All lines in which the word "categories" occurs are to be extracted.

########

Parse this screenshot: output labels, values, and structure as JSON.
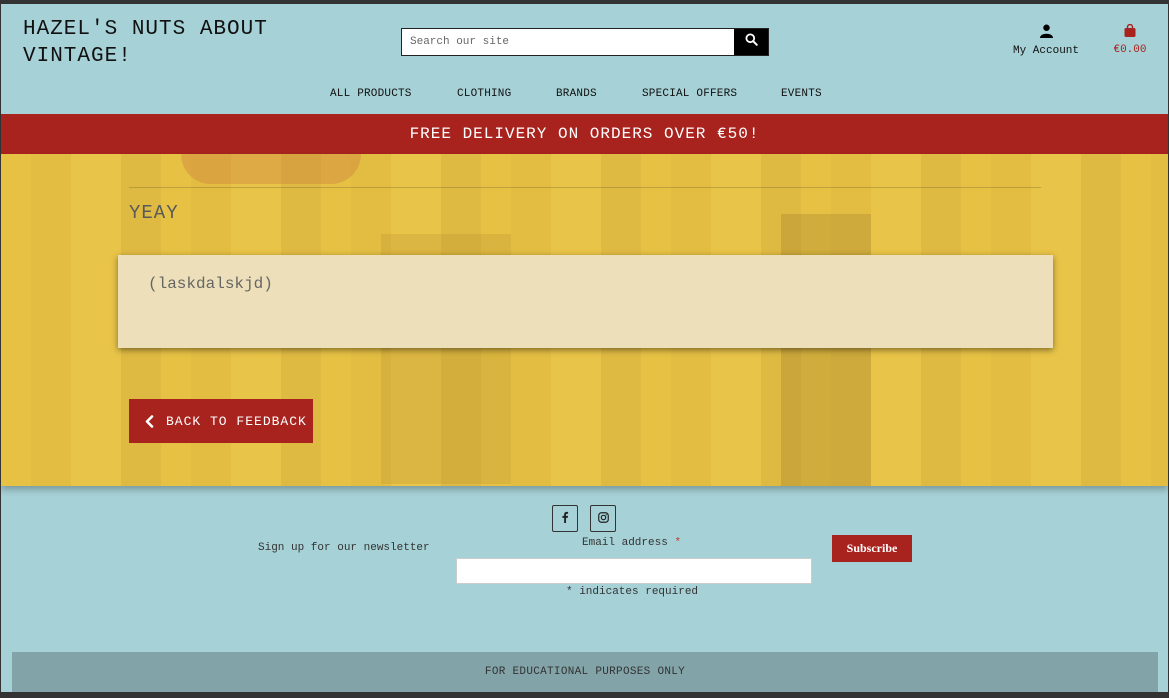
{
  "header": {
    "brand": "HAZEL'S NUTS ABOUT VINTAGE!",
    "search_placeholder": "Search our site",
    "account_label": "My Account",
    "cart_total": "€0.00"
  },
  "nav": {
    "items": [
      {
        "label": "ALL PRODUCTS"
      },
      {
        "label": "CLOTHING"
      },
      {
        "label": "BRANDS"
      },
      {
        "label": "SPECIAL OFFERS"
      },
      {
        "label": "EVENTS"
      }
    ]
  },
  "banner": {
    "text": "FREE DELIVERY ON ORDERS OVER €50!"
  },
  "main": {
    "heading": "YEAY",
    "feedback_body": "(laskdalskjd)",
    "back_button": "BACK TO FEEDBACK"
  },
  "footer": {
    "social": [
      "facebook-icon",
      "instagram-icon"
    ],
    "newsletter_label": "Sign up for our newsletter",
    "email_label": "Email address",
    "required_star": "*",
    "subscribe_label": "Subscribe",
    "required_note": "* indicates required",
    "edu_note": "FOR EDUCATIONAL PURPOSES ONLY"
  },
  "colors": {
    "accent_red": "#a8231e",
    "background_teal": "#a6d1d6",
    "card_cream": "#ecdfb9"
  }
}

########

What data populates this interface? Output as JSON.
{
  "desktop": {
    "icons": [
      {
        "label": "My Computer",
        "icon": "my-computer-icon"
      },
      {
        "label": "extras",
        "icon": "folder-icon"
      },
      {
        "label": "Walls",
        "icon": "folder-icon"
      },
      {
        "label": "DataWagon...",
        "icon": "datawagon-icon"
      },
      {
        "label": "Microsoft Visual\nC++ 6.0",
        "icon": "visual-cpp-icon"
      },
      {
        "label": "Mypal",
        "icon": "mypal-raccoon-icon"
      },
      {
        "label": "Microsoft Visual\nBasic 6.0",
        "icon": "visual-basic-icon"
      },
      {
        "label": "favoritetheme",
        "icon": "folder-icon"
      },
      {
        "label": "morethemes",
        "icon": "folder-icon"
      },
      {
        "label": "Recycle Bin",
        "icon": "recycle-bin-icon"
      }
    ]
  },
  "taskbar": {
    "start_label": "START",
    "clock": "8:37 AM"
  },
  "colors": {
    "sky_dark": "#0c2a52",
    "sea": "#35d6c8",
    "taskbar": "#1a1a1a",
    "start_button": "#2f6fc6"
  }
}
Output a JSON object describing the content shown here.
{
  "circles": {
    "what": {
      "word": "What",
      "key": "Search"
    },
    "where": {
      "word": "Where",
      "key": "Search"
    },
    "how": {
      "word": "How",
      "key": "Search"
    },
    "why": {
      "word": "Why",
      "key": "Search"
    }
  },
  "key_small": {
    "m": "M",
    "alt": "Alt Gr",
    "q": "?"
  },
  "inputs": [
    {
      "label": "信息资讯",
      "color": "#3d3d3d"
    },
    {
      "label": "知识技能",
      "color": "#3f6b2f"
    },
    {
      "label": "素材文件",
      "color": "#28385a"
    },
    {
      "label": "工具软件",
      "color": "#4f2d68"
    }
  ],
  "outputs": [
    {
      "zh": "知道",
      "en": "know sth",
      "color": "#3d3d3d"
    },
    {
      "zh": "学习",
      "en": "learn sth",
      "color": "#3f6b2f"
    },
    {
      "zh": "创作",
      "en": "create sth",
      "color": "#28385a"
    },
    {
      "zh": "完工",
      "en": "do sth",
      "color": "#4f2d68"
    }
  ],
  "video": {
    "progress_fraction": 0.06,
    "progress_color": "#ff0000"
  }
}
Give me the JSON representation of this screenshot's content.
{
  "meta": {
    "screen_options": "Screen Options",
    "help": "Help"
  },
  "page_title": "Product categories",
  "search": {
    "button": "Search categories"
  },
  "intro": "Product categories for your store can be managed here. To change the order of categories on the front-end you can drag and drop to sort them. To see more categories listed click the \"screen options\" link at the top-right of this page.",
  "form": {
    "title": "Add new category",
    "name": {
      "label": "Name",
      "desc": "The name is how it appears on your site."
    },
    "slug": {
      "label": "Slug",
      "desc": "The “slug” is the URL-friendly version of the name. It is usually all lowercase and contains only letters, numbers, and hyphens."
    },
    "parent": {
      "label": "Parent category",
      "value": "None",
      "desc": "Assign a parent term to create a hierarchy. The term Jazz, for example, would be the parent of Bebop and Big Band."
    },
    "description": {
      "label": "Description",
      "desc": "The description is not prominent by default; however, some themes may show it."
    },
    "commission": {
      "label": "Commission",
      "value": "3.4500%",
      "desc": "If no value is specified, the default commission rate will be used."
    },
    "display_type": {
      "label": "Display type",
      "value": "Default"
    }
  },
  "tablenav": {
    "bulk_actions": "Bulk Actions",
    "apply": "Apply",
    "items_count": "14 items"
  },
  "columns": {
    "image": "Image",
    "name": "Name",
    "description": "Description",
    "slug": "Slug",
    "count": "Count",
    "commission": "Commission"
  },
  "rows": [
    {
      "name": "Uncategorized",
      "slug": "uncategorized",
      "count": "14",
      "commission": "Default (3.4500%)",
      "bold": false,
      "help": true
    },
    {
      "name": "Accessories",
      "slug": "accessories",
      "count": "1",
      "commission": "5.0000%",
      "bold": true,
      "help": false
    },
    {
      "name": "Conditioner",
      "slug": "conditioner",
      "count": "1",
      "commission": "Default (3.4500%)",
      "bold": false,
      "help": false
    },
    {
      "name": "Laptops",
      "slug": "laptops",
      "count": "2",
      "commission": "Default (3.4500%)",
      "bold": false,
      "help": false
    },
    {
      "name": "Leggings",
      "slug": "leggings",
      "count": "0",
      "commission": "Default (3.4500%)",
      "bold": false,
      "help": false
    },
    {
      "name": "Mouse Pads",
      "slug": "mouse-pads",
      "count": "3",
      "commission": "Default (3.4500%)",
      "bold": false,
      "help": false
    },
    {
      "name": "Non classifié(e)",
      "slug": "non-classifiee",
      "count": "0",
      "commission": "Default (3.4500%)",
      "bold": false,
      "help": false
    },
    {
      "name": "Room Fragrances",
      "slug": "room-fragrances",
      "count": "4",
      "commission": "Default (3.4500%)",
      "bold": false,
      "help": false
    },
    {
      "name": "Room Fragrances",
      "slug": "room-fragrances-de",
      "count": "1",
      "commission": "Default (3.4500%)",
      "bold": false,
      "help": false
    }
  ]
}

########

● THE ANSWER
  "page_title": "Product categories",
    "button": "Search categories"
  "intro": "Product categories for your store can be managed here. To change the order of categories on the front-end you can drag and drop to sort them. To see more categories listed click the \"screen options\" link at the top-right of this page.",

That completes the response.